(Data items)
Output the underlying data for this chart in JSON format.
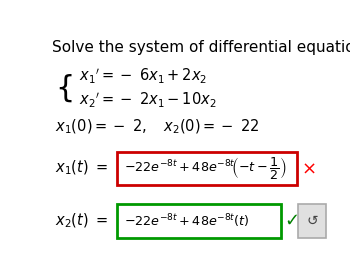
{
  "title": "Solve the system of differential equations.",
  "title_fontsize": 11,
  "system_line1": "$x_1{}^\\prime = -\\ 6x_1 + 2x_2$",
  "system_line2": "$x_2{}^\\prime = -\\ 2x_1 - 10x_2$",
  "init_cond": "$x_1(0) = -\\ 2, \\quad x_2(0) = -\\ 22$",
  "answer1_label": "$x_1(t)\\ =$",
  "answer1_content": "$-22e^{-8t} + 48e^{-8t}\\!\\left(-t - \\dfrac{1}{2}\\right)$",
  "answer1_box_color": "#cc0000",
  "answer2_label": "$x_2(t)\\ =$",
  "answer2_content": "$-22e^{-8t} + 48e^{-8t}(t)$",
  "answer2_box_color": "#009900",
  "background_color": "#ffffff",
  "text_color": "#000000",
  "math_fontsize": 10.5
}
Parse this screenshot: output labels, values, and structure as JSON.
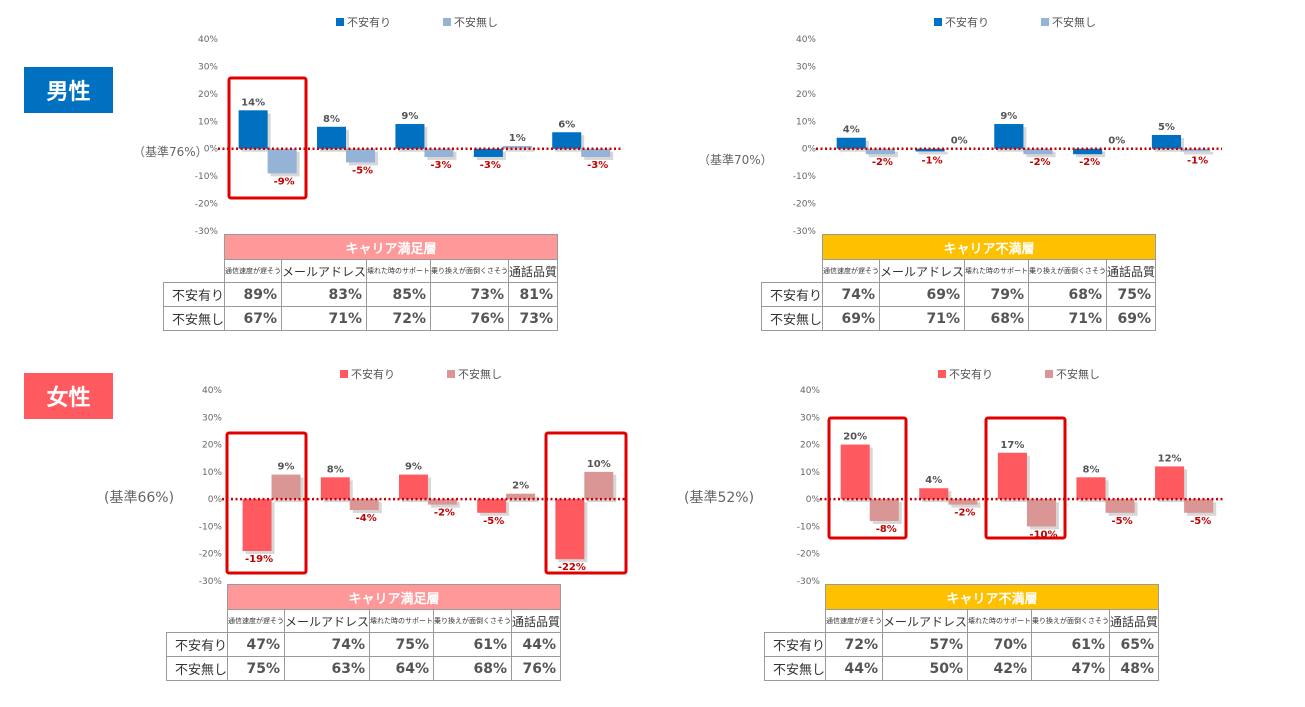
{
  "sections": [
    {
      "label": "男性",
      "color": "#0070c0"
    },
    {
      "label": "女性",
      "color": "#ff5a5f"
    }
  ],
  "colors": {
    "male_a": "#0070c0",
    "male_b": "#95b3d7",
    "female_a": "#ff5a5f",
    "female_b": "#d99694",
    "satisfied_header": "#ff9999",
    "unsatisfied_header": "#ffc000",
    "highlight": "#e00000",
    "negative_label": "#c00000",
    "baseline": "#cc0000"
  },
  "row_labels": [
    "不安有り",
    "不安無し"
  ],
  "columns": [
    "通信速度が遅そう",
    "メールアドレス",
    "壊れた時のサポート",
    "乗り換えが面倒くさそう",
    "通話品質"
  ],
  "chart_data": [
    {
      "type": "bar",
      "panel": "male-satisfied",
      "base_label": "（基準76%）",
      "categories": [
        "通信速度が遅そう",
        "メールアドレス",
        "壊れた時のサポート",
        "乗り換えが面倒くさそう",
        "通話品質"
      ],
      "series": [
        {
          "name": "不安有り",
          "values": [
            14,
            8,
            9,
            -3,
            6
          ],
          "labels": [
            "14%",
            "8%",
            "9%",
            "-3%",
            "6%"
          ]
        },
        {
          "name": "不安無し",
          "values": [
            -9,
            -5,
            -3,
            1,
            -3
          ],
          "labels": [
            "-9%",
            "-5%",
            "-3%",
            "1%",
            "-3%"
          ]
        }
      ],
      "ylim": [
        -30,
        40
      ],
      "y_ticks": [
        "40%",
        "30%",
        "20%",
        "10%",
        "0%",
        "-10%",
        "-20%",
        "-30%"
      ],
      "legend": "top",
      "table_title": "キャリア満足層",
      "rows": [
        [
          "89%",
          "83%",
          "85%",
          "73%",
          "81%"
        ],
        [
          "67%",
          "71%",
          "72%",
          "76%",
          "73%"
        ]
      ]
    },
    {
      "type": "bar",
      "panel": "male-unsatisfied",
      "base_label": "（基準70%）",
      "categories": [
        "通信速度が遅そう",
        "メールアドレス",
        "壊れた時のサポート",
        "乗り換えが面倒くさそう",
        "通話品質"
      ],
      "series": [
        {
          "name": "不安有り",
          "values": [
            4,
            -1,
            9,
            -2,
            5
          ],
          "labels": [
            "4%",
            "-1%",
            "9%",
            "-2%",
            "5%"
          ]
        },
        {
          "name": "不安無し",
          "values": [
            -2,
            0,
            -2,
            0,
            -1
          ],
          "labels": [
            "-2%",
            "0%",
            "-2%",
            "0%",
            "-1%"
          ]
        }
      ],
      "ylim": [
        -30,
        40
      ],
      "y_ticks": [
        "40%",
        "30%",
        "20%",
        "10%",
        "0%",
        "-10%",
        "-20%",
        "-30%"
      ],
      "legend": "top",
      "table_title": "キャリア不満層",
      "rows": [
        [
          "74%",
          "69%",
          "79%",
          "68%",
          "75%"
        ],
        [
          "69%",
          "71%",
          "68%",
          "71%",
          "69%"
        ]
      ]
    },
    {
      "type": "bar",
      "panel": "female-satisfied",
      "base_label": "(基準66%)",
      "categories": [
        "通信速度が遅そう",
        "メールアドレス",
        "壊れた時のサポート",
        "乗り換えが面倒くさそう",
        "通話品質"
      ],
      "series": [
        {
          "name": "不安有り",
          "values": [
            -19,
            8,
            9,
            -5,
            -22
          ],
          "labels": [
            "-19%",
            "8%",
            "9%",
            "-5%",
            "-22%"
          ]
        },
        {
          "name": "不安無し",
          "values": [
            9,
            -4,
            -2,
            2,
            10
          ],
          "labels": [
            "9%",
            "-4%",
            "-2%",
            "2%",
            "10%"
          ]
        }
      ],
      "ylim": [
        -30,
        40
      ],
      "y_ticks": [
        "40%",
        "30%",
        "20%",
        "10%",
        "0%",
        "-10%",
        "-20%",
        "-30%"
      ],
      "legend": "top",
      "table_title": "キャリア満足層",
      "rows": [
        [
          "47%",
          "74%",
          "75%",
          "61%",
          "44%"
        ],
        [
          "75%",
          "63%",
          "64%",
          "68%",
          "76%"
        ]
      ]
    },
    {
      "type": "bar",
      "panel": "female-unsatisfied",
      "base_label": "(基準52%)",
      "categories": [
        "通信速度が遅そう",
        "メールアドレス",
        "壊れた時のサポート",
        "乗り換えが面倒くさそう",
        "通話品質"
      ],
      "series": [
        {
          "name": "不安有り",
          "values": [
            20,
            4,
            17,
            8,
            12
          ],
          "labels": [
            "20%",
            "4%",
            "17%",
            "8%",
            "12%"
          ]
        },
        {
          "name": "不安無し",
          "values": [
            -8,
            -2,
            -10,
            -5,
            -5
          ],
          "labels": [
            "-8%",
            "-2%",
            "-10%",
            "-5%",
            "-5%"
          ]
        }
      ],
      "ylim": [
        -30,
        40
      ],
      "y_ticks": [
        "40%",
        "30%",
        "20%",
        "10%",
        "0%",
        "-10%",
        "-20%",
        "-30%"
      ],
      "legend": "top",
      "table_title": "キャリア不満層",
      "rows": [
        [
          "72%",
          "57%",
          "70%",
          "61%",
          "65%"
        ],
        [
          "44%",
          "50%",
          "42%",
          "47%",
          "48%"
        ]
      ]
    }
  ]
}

==

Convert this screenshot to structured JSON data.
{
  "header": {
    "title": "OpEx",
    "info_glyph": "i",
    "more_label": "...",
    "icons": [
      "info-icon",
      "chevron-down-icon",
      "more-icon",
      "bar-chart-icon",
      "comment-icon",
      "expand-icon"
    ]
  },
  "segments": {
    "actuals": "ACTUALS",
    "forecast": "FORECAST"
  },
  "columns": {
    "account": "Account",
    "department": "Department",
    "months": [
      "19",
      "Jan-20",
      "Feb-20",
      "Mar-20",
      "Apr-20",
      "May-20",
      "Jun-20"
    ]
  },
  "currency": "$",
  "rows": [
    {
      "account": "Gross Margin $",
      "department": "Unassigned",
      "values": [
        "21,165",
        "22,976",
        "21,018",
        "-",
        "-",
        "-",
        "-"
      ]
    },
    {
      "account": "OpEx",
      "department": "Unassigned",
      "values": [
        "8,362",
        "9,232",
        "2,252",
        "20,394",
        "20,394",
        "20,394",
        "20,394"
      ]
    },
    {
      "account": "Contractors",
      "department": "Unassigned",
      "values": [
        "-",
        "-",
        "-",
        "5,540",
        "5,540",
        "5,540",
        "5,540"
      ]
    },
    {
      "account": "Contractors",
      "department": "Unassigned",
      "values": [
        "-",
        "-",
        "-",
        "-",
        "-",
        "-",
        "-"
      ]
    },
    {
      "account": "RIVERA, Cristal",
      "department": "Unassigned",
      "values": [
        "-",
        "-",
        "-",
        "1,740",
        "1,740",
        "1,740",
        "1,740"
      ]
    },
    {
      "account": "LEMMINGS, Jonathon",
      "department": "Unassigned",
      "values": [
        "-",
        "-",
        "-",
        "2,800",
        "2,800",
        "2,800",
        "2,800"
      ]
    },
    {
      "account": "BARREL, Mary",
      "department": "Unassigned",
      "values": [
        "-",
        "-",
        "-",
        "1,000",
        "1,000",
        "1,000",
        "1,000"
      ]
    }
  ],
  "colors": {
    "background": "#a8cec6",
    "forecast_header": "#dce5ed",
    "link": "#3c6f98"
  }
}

- _GIVEN TASK_: In the listing, find every line containing the word "panel" and list it.

- _THE RESULT_:
      "panel": "male-satisfied",
      "panel": "male-unsatisfied",
      "panel": "female-satisfied",
      "panel": "female-unsatisfied",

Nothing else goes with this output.